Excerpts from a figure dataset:
++++
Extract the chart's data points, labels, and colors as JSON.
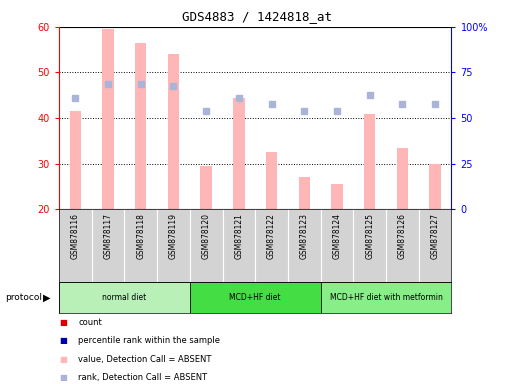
{
  "title": "GDS4883 / 1424818_at",
  "samples": [
    "GSM878116",
    "GSM878117",
    "GSM878118",
    "GSM878119",
    "GSM878120",
    "GSM878121",
    "GSM878122",
    "GSM878123",
    "GSM878124",
    "GSM878125",
    "GSM878126",
    "GSM878127"
  ],
  "bar_values": [
    41.5,
    59.5,
    56.5,
    54.0,
    29.5,
    44.5,
    32.5,
    27.0,
    25.5,
    41.0,
    33.5,
    30.0
  ],
  "scatter_values": [
    44.5,
    47.5,
    47.5,
    47.0,
    41.5,
    44.5,
    43.0,
    41.5,
    41.5,
    45.0,
    43.0,
    43.0
  ],
  "ylim_left": [
    20,
    60
  ],
  "ylim_right": [
    0,
    100
  ],
  "protocols": [
    {
      "label": "normal diet",
      "start": 0,
      "end": 4
    },
    {
      "label": "MCD+HF diet",
      "start": 4,
      "end": 8
    },
    {
      "label": "MCD+HF diet with metformin",
      "start": 8,
      "end": 12
    }
  ],
  "proto_colors": [
    "#b8f0b8",
    "#44dd44",
    "#88ee88"
  ],
  "bar_color_absent": "#ffb6b6",
  "scatter_color_absent": "#aab4d8",
  "legend_items": [
    {
      "label": "count",
      "color": "#dd0000"
    },
    {
      "label": "percentile rank within the sample",
      "color": "#0000aa"
    },
    {
      "label": "value, Detection Call = ABSENT",
      "color": "#ffb6b6"
    },
    {
      "label": "rank, Detection Call = ABSENT",
      "color": "#aab4d8"
    }
  ],
  "sample_bg": "#d3d3d3"
}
++++
* **Instructions for the task**
Of the lines in the listing, how many hold the word "Call"? Nothing but the number is needed.

* **Completed task**
2